— START THE DATA —

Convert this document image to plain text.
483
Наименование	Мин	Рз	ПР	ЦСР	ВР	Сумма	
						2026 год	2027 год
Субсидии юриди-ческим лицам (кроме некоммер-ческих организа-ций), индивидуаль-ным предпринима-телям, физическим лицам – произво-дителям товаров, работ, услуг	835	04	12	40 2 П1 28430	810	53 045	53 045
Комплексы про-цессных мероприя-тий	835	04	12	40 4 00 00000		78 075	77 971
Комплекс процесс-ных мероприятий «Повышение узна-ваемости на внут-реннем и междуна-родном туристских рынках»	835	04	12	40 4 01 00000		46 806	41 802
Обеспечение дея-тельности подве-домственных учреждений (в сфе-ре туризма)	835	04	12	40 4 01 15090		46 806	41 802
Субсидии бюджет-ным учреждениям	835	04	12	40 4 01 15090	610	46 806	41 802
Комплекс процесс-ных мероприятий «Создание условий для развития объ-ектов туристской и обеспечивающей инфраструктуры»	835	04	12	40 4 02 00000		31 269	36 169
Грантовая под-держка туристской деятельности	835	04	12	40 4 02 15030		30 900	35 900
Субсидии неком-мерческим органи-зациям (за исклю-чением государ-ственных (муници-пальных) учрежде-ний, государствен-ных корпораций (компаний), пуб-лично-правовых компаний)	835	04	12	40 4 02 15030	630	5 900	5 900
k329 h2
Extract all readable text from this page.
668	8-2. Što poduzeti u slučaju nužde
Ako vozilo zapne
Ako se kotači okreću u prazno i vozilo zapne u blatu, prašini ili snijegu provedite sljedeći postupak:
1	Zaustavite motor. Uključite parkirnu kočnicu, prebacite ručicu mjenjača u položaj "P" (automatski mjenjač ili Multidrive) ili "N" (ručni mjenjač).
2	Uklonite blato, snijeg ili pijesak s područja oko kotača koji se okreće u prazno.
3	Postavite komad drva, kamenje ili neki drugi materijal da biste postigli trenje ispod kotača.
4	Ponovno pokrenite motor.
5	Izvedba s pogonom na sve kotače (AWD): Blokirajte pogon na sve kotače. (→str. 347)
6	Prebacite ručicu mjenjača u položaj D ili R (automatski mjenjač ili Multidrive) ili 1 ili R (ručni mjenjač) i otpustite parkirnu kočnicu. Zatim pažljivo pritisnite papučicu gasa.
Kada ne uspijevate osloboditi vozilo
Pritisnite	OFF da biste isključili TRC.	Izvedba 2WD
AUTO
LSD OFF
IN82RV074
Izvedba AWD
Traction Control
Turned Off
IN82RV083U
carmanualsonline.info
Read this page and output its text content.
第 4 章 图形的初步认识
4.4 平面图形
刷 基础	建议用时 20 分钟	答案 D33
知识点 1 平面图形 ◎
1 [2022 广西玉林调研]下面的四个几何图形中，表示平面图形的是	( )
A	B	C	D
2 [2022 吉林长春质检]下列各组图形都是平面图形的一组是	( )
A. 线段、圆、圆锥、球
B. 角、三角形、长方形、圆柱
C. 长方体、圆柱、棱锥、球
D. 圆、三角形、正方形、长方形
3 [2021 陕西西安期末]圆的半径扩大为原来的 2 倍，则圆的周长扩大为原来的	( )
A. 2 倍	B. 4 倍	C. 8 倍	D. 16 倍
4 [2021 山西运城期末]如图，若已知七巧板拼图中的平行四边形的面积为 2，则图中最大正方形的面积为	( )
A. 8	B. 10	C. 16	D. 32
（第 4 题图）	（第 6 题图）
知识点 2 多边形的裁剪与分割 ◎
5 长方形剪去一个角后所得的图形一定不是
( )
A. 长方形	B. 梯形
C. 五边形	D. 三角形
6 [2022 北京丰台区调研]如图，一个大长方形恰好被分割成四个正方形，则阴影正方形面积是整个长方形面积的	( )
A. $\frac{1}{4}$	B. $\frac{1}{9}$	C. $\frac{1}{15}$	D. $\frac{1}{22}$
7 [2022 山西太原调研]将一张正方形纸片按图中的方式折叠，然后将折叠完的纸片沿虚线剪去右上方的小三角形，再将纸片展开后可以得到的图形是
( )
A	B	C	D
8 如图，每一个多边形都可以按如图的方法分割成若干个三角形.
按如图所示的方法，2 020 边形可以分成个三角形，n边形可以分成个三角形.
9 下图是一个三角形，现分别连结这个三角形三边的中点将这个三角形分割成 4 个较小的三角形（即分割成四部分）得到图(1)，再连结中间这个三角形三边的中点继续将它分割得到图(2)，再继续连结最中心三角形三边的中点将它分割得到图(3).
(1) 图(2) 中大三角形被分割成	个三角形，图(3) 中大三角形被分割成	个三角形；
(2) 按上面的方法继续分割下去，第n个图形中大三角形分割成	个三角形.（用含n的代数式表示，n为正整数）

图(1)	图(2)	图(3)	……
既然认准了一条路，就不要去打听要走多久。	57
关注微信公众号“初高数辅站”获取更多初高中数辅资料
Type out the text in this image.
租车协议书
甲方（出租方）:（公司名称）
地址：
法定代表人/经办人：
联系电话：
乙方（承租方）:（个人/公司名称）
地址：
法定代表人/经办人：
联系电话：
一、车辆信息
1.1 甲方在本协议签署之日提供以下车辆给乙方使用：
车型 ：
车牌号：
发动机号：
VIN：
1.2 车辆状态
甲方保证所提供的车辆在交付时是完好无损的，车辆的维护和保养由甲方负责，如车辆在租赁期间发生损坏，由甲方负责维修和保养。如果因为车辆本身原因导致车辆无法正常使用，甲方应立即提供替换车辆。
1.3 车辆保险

— END THE DATA —

● **DIRECTIONS FOR THIS TASK**
The data above must be returned in full, exactly as written.

● **THE SOLUTION**
Convert this document image to plain text.
483
Наименование	Мин	Рз	ПР	ЦСР	ВР	Сумма	
						2026 год	2027 год
Субсидии юриди-ческим лицам (кроме некоммер-ческих организа-ций), индивидуаль-ным предпринима-телям, физическим лицам – произво-дителям товаров, работ, услуг	835	04	12	40 2 П1 28430	810	53 045	53 045
Комплексы про-цессных мероприя-тий	835	04	12	40 4 00 00000		78 075	77 971
Комплекс процесс-ных мероприятий «Повышение узна-ваемости на внут-реннем и междуна-родном туристских рынках»	835	04	12	40 4 01 00000		46 806	41 802
Обеспечение дея-тельности подве-домственных учреждений (в сфе-ре туризма)	835	04	12	40 4 01 15090		46 806	41 802
Субсидии бюджет-ным учреждениям	835	04	12	40 4 01 15090	610	46 806	41 802
Комплекс процесс-ных мероприятий «Создание условий для развития объ-ектов туристской и обеспечивающей инфраструктуры»	835	04	12	40 4 02 00000		31 269	36 169
Грантовая под-держка туристской деятельности	835	04	12	40 4 02 15030		30 900	35 900
Субсидии неком-мерческим органи-зациям (за исклю-чением государ-ственных (муници-пальных) учрежде-ний, государствен-ных корпораций (компаний), пуб-лично-правовых компаний)	835	04	12	40 4 02 15030	630	5 900	5 900
k329 h2
Extract all readable text from this page.
668	8-2. Što poduzeti u slučaju nužde
Ako vozilo zapne
Ako se kotači okreću u prazno i vozilo zapne u blatu, prašini ili snijegu provedite sljedeći postupak:
1	Zaustavite motor. Uključite parkirnu kočnicu, prebacite ručicu mjenjača u položaj "P" (automatski mjenjač ili Multidrive) ili "N" (ručni mjenjač).
2	Uklonite blato, snijeg ili pijesak s područja oko kotača koji se okreće u prazno.
3	Postavite komad drva, kamenje ili neki drugi materijal da biste postigli trenje ispod kotača.
4	Ponovno pokrenite motor.
5	Izvedba s pogonom na sve kotače (AWD): Blokirajte pogon na sve kotače. (→str. 347)
6	Prebacite ručicu mjenjača u položaj D ili R (automatski mjenjač ili Multidrive) ili 1 ili R (ručni mjenjač) i otpustite parkirnu kočnicu. Zatim pažljivo pritisnite papučicu gasa.
Kada ne uspijevate osloboditi vozilo
Pritisnite	OFF da biste isključili TRC.	Izvedba 2WD
AUTO
LSD OFF
IN82RV074
Izvedba AWD
Traction Control
Turned Off
IN82RV083U
carmanualsonline.info
Read this page and output its text content.
第 4 章 图形的初步认识
4.4 平面图形
刷 基础	建议用时 20 分钟	答案 D33
知识点 1 平面图形 ◎
1 [2022 广西玉林调研]下面的四个几何图形中，表示平面图形的是	( )
A	B	C	D
2 [2022 吉林长春质检]下列各组图形都是平面图形的一组是	( )
A. 线段、圆、圆锥、球
B. 角、三角形、长方形、圆柱
C. 长方体、圆柱、棱锥、球
D. 圆、三角形、正方形、长方形
3 [2021 陕西西安期末]圆的半径扩大为原来的 2 倍，则圆的周长扩大为原来的	( )
A. 2 倍	B. 4 倍	C. 8 倍	D. 16 倍
4 [2021 山西运城期末]如图，若已知七巧板拼图中的平行四边形的面积为 2，则图中最大正方形的面积为	( )
A. 8	B. 10	C. 16	D. 32
（第 4 题图）	（第 6 题图）
知识点 2 多边形的裁剪与分割 ◎
5 长方形剪去一个角后所得的图形一定不是
( )
A. 长方形	B. 梯形
C. 五边形	D. 三角形
6 [2022 北京丰台区调研]如图，一个大长方形恰好被分割成四个正方形，则阴影正方形面积是整个长方形面积的	( )
A. $\frac{1}{4}$	B. $\frac{1}{9}$	C. $\frac{1}{15}$	D. $\frac{1}{22}$
7 [2022 山西太原调研]将一张正方形纸片按图中的方式折叠，然后将折叠完的纸片沿虚线剪去右上方的小三角形，再将纸片展开后可以得到的图形是
( )
A	B	C	D
8 如图，每一个多边形都可以按如图的方法分割成若干个三角形.
按如图所示的方法，2 020 边形可以分成个三角形，n边形可以分成个三角形.
9 下图是一个三角形，现分别连结这个三角形三边的中点将这个三角形分割成 4 个较小的三角形（即分割成四部分）得到图(1)，再连结中间这个三角形三边的中点继续将它分割得到图(2)，再继续连结最中心三角形三边的中点将它分割得到图(3).
(1) 图(2) 中大三角形被分割成	个三角形，图(3) 中大三角形被分割成	个三角形；
(2) 按上面的方法继续分割下去，第n个图形中大三角形分割成	个三角形.（用含n的代数式表示，n为正整数）

图(1)	图(2)	图(3)	……
既然认准了一条路，就不要去打听要走多久。	57
关注微信公众号“初高数辅站”获取更多初高中数辅资料
Type out the text in this image.
租车协议书
甲方（出租方）:（公司名称）
地址：
法定代表人/经办人：
联系电话：
乙方（承租方）:（个人/公司名称）
地址：
法定代表人/经办人：
联系电话：
一、车辆信息
1.1 甲方在本协议签署之日提供以下车辆给乙方使用：
车型 ：
车牌号：
发动机号：
VIN：
1.2 车辆状态
甲方保证所提供的车辆在交付时是完好无损的，车辆的维护和保养由甲方负责，如车辆在租赁期间发生损坏，由甲方负责维修和保养。如果因为车辆本身原因导致车辆无法正常使用，甲方应立即提供替换车辆。
1.3 车辆保险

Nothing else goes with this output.